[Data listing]
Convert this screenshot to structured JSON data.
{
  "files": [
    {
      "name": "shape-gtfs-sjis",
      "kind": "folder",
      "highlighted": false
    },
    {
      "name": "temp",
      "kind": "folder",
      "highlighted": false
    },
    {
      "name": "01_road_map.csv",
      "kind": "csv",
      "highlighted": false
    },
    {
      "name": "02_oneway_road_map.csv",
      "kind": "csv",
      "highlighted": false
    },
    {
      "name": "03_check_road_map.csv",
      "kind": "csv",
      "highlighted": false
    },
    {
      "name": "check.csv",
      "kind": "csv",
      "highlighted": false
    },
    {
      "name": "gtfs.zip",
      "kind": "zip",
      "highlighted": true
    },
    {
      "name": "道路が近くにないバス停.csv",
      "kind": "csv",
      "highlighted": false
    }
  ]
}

What this task involves
Restate the data above word for word, please.

Right answer
Convert this screenshot to structured JSON data.
{
  "files": [
    {
      "name": "shape-gtfs-sjis",
      "kind": "folder",
      "highlighted": false
    },
    {
      "name": "temp",
      "kind": "folder",
      "highlighted": false
    },
    {
      "name": "01_road_map.csv",
      "kind": "csv",
      "highlighted": false
    },
    {
      "name": "02_oneway_road_map.csv",
      "kind": "csv",
      "highlighted": false
    },
    {
      "name": "03_check_road_map.csv",
      "kind": "csv",
      "highlighted": false
    },
    {
      "name": "check.csv",
      "kind": "csv",
      "highlighted": false
    },
    {
      "name": "gtfs.zip",
      "kind": "zip",
      "highlighted": true
    },
    {
      "name": "道路が近くにないバス停.csv",
      "kind": "csv",
      "highlighted": false
    }
  ]
}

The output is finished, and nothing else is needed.